__Written task__
Count the lines in the data below where the string "name" occurs, please, and give the number alone.

-- Begin Data for this task --

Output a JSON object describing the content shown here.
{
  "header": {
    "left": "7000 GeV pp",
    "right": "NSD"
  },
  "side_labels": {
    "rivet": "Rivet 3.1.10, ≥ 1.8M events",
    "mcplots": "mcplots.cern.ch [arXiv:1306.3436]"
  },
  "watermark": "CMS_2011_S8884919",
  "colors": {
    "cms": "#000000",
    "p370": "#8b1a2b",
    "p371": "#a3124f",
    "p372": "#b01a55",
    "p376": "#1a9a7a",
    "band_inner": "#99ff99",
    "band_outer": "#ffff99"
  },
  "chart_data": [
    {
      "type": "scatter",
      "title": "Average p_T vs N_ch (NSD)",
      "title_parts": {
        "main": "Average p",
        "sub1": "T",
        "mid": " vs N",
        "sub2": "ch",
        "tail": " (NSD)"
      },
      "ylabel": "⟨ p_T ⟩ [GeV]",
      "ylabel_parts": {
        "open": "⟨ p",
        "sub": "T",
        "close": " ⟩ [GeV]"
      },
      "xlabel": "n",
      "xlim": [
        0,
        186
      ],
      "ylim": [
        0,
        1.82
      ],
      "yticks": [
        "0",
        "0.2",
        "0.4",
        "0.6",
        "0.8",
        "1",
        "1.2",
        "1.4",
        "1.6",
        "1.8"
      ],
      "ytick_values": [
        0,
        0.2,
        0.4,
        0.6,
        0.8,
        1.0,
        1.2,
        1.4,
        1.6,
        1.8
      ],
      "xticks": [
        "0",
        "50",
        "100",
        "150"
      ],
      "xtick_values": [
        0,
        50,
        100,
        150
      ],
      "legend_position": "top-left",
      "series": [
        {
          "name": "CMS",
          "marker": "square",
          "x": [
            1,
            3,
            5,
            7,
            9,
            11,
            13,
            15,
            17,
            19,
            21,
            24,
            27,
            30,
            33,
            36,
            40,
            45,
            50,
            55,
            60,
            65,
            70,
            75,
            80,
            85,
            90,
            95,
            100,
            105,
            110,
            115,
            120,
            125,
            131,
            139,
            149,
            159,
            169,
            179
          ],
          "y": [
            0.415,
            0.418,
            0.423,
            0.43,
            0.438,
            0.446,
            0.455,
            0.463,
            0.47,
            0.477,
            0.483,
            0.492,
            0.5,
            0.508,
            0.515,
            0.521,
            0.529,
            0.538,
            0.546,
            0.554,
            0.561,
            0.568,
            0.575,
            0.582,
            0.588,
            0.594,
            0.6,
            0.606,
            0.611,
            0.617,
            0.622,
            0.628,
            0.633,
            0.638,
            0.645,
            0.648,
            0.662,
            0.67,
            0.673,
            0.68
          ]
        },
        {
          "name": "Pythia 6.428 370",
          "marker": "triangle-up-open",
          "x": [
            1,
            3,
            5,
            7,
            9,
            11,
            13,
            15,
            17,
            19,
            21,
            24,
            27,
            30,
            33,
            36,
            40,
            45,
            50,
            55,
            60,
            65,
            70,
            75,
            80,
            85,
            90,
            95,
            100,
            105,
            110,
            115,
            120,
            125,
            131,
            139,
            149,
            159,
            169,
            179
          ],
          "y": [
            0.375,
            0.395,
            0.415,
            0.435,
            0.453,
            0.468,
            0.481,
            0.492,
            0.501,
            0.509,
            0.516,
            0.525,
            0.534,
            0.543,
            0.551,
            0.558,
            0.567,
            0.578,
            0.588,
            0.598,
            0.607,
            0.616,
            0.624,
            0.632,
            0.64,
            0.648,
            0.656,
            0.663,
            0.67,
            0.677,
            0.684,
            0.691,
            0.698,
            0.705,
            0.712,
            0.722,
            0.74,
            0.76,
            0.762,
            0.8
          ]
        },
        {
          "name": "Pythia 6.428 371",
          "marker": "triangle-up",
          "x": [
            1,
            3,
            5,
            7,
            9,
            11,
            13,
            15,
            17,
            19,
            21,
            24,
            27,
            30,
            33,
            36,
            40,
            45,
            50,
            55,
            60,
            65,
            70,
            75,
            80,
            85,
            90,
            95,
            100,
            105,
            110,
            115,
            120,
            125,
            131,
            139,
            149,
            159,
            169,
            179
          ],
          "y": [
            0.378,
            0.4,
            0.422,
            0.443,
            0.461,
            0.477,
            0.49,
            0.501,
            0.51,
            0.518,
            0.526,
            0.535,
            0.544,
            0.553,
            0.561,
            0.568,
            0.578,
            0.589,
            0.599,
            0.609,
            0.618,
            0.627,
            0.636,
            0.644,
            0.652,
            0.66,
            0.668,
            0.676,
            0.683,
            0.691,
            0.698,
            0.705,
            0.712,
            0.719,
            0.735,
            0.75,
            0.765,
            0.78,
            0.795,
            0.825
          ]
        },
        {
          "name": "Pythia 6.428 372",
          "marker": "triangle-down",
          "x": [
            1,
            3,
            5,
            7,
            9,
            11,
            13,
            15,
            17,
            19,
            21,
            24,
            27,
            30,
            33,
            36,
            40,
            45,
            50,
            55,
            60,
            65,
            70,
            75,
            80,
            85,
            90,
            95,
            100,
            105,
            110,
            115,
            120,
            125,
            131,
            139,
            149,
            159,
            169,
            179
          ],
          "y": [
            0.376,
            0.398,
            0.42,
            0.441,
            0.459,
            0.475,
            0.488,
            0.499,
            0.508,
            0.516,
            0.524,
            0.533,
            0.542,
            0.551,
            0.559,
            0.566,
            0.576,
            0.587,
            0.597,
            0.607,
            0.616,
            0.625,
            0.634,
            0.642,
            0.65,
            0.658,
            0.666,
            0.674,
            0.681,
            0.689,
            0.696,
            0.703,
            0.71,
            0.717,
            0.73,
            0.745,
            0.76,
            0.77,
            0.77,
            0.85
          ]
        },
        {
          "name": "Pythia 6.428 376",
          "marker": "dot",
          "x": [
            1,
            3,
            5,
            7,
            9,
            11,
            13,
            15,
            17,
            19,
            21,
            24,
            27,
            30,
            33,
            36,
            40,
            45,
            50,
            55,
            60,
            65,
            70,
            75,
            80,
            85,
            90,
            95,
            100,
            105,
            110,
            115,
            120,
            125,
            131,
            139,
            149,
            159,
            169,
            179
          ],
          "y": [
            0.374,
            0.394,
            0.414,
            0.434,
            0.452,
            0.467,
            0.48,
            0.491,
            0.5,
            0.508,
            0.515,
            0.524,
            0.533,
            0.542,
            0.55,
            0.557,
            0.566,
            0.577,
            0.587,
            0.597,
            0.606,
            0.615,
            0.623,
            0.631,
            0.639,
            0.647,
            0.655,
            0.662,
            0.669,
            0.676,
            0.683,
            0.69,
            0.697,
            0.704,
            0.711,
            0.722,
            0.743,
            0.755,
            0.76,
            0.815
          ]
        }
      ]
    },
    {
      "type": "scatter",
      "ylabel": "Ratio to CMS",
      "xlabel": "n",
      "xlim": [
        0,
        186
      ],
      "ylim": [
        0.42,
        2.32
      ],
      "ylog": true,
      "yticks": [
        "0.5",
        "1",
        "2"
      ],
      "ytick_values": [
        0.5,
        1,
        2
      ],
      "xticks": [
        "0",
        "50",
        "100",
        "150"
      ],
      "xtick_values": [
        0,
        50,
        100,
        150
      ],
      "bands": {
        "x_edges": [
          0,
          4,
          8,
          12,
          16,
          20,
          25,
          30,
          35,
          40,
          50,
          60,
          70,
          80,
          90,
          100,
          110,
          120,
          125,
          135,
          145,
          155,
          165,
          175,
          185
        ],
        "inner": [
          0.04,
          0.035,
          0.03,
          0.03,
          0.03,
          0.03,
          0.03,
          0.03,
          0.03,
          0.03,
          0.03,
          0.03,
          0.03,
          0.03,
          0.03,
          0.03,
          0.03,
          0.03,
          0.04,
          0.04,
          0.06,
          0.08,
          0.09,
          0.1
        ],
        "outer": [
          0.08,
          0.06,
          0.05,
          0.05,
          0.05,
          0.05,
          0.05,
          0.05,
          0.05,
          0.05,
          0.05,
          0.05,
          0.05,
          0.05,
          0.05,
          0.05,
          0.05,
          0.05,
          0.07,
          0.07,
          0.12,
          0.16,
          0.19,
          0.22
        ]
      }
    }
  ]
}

-- End Data for this task --

__Finished exercise__
5